### PROBLEM
Pick out the lines below that include the string "xarajatlarini".

Data listing
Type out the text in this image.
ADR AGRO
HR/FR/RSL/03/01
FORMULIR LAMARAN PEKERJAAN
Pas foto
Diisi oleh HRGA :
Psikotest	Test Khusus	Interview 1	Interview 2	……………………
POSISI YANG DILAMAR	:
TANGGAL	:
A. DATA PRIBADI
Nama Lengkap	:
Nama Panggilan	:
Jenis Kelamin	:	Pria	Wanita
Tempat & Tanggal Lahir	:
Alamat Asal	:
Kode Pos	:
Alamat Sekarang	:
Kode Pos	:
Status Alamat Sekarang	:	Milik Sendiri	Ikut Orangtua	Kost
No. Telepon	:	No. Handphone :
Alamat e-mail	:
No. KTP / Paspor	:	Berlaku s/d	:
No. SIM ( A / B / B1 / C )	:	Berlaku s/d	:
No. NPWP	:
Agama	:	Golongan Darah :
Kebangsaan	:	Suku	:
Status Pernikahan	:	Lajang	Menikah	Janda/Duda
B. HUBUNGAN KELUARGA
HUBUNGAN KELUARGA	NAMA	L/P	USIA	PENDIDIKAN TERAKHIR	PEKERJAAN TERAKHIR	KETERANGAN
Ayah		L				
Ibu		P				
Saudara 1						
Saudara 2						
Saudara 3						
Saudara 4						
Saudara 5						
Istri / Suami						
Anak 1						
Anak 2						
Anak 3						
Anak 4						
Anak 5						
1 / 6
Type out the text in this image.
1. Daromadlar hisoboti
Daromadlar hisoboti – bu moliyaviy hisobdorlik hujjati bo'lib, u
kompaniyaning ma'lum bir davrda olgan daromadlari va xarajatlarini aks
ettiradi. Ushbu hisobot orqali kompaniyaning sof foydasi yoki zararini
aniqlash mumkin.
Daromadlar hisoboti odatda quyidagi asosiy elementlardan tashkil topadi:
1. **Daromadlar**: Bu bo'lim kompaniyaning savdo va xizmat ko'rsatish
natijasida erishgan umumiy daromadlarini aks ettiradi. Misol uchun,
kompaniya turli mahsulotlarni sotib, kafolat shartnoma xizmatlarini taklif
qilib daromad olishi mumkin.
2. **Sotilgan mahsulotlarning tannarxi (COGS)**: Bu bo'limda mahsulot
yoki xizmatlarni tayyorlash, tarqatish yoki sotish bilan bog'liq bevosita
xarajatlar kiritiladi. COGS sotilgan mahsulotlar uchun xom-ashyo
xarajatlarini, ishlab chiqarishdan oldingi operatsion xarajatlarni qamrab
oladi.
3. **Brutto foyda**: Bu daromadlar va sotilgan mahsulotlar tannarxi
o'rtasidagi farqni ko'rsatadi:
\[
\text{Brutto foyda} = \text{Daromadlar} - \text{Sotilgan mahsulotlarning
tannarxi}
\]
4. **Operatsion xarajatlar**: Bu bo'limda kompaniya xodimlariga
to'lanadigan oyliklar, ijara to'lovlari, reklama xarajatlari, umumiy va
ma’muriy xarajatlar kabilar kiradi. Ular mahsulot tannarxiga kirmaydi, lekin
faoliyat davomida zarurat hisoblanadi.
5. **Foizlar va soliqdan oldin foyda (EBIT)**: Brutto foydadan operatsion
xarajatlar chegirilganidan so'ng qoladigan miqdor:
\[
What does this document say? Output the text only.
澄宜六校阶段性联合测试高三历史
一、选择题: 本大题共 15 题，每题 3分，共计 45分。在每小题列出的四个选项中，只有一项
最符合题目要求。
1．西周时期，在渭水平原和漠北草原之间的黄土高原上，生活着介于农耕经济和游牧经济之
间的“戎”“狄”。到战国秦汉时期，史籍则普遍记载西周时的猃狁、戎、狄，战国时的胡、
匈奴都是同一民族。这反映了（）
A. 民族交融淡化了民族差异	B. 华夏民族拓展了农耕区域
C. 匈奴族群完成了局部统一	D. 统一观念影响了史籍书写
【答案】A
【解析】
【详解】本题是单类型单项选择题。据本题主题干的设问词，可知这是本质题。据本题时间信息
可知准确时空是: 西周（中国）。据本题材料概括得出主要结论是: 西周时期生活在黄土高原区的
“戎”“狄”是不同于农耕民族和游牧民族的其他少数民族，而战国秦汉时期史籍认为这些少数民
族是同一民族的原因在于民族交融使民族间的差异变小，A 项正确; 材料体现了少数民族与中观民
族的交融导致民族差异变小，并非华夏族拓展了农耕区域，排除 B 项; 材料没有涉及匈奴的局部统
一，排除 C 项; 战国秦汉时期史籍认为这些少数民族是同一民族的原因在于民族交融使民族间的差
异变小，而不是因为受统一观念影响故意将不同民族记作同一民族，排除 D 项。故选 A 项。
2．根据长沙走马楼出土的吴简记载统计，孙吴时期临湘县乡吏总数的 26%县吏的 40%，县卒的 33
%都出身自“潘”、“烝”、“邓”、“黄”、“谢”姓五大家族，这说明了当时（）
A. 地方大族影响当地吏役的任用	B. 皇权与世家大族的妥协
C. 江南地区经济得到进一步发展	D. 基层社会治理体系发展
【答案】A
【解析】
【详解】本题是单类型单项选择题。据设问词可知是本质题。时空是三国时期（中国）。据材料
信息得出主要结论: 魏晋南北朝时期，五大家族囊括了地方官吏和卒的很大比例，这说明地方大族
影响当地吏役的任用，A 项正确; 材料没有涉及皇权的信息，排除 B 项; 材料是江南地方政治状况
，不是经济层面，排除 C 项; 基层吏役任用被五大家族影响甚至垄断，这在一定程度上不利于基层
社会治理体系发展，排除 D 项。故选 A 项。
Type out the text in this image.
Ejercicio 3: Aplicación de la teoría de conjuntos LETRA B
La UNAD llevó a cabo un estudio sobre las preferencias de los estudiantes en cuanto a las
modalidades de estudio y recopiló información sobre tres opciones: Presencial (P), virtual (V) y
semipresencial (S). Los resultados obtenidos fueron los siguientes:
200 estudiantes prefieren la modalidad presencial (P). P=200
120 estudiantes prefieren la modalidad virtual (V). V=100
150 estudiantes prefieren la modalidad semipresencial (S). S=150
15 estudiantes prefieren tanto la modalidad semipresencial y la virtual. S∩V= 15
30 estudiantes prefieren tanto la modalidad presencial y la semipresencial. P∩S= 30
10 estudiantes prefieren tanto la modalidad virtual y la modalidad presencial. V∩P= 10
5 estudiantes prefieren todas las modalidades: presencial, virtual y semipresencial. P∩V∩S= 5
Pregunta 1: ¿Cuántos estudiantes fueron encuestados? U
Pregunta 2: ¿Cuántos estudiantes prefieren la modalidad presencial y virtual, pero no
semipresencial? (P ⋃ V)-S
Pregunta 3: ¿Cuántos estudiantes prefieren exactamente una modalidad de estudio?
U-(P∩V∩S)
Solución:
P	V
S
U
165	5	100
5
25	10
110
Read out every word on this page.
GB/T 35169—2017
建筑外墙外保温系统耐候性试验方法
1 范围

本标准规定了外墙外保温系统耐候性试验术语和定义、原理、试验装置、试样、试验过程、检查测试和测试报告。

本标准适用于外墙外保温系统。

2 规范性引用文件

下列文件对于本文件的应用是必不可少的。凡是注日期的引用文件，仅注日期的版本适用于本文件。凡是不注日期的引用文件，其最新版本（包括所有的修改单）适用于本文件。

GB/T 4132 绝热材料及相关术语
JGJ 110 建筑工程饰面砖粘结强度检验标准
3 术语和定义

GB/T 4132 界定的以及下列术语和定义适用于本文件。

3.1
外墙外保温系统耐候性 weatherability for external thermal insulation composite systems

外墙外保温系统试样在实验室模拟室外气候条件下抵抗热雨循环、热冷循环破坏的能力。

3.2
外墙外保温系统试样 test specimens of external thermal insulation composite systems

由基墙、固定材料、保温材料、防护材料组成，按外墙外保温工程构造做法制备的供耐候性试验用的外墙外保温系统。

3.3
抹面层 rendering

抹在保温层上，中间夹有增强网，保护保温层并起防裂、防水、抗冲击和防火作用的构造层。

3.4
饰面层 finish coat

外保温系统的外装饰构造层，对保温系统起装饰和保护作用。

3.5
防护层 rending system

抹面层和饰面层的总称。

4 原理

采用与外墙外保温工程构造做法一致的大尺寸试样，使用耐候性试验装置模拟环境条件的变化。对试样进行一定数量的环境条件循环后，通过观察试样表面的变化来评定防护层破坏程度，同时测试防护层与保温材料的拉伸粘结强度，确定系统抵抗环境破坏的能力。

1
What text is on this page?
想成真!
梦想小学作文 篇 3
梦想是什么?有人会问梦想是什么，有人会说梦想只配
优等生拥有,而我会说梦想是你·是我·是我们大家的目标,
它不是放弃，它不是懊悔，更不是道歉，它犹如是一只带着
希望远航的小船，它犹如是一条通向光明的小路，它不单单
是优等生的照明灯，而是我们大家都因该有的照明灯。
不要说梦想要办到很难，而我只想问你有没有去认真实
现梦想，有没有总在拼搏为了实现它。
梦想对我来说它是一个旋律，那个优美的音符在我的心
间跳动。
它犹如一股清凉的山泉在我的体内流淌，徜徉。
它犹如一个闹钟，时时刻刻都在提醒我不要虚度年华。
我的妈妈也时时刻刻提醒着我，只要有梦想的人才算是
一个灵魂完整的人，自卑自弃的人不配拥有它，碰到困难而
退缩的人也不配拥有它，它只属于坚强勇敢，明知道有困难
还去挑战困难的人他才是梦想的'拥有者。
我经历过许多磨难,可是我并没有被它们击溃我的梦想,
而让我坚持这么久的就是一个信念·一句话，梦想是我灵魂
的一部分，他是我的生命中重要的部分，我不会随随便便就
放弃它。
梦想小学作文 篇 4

### SOLVED EXERCISE
kompaniyaning ma'lum bir davrda olgan daromadlari va xarajatlarini aks
xarajatlarini, ishlab chiqarishdan oldingi operatsion xarajatlarni qamrab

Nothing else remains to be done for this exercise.